[Start Task inputs]

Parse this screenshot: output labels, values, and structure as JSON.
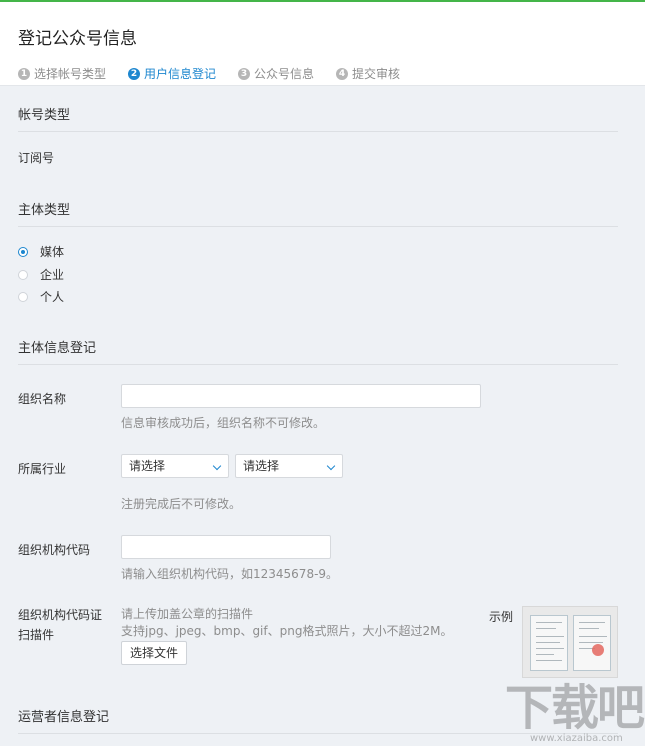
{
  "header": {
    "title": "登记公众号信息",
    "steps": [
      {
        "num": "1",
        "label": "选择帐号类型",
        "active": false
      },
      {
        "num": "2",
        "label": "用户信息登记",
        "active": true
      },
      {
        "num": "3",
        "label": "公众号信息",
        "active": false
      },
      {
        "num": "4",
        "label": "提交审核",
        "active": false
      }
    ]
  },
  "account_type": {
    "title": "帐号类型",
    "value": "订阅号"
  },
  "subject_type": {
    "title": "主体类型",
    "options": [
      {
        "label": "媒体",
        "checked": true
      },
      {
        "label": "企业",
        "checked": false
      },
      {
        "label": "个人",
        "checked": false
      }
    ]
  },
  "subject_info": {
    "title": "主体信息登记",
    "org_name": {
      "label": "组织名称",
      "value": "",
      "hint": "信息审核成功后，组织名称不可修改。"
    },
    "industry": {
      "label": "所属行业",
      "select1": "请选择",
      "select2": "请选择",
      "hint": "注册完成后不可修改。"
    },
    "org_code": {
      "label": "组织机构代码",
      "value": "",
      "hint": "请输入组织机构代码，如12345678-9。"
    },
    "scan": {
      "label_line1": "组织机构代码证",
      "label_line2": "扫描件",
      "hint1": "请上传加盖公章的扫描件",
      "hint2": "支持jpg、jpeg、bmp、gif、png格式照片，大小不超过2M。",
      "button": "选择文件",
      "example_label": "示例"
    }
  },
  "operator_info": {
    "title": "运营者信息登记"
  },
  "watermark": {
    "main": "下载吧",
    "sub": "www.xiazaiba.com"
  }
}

[End Task inputs]
[Start Task inputs]

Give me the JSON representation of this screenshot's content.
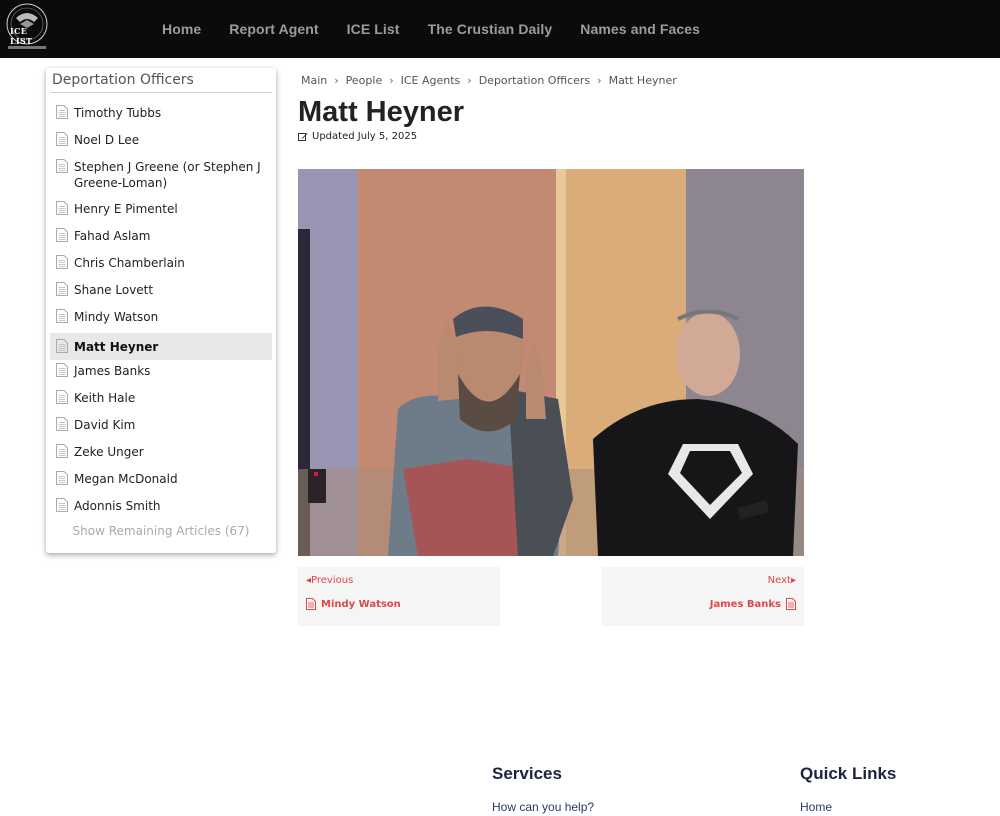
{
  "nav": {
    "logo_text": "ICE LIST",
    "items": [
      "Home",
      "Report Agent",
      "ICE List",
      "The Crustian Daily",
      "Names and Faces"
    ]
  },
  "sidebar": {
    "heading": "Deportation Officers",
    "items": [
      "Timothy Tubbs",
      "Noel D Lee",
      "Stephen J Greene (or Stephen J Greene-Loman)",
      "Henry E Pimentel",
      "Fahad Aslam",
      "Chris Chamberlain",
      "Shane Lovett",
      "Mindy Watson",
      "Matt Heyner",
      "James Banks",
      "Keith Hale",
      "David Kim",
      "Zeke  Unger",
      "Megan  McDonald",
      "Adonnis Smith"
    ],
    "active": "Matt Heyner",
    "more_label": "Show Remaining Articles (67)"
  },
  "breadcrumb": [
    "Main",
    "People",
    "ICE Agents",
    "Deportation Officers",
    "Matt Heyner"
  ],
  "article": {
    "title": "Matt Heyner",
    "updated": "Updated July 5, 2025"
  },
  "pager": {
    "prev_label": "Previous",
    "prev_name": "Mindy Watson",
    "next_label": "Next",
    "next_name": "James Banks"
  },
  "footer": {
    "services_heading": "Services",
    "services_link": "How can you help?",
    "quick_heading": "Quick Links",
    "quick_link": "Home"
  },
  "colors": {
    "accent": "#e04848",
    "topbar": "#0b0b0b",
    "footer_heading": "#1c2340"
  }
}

[End Task inputs]

# What you will do
Give the number of lines containing the word "Heyner". No other answer is needed.

# Final result
4